_Instruction_
Track down each line that has the word "Payment" and copy it.

_Provided information_
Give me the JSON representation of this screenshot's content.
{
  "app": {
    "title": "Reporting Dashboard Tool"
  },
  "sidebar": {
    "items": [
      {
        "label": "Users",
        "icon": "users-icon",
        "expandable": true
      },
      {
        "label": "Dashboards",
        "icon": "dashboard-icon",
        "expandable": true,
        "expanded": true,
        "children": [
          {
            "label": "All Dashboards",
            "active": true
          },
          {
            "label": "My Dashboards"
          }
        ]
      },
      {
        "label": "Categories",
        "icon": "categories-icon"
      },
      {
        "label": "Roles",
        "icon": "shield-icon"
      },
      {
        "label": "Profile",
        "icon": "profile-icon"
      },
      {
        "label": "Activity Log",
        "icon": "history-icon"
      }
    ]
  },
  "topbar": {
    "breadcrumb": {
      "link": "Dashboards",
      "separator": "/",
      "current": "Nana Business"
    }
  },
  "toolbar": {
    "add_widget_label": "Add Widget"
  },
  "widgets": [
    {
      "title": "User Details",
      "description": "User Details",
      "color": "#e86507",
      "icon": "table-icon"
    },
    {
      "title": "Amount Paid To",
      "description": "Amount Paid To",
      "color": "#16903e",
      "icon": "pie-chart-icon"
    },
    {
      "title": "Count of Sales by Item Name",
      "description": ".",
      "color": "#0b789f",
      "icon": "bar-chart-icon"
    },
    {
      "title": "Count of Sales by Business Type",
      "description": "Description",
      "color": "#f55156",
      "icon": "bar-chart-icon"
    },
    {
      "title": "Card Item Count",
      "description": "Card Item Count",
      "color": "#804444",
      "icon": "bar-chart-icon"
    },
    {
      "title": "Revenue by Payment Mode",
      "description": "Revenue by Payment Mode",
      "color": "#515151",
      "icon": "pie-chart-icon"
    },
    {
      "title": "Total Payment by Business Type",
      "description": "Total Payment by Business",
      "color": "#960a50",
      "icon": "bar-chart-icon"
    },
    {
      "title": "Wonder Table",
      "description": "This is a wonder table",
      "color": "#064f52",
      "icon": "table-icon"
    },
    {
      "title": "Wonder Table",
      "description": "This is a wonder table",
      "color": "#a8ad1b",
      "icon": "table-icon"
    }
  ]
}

_Full answer_
      "title": "Revenue by Payment Mode",
      "description": "Revenue by Payment Mode",
      "title": "Total Payment by Business Type",
      "description": "Total Payment by Business",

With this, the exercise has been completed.